» **What to do**
Write only the number of lines in the records beneath that hold "error".
Start Provided data
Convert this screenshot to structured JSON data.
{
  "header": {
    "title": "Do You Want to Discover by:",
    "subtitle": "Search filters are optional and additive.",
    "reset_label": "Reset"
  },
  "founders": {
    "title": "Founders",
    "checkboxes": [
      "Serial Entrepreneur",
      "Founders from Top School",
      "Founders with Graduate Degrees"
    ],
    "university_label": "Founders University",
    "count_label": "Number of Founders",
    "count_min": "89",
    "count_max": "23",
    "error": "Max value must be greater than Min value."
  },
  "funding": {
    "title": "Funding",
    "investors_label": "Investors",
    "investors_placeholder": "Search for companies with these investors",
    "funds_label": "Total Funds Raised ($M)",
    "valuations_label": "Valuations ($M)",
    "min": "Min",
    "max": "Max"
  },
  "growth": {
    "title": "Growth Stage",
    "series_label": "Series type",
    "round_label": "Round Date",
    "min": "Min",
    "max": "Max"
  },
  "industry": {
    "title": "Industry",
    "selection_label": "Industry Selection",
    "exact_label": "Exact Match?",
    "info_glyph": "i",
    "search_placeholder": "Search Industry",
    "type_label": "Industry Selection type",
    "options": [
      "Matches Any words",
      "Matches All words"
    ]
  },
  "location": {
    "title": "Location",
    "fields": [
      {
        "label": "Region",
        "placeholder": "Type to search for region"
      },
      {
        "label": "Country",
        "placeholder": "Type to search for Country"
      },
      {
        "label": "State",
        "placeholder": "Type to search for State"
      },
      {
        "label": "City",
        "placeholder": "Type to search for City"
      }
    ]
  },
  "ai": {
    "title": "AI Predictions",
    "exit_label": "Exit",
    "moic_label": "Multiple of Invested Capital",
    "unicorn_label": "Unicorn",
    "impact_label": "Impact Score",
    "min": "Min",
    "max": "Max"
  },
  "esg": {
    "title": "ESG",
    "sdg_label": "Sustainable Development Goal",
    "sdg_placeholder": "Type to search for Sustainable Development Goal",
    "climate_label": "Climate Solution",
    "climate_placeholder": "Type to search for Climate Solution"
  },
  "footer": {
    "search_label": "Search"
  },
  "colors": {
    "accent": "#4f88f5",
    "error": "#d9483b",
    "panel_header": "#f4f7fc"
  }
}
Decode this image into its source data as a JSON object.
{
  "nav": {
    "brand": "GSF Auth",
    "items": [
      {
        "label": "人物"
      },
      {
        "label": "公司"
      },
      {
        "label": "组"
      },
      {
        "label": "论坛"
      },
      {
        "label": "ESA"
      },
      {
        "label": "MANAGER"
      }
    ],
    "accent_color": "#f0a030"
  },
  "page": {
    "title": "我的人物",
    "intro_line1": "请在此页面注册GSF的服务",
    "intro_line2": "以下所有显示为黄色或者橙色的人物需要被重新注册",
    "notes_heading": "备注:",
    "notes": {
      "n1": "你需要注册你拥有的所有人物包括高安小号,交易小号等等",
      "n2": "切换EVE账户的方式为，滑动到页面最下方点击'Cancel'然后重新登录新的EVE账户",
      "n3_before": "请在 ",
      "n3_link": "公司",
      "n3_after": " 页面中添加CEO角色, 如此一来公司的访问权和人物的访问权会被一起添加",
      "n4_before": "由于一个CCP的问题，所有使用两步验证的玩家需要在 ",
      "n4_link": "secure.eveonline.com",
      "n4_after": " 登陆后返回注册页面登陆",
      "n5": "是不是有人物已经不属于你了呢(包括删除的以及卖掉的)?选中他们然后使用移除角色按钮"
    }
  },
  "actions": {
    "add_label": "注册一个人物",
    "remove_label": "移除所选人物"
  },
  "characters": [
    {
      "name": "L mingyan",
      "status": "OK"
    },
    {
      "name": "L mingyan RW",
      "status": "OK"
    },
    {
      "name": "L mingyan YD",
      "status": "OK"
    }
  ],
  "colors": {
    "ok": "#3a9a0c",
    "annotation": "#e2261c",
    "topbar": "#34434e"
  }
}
End Provided data
» **Written solution**
2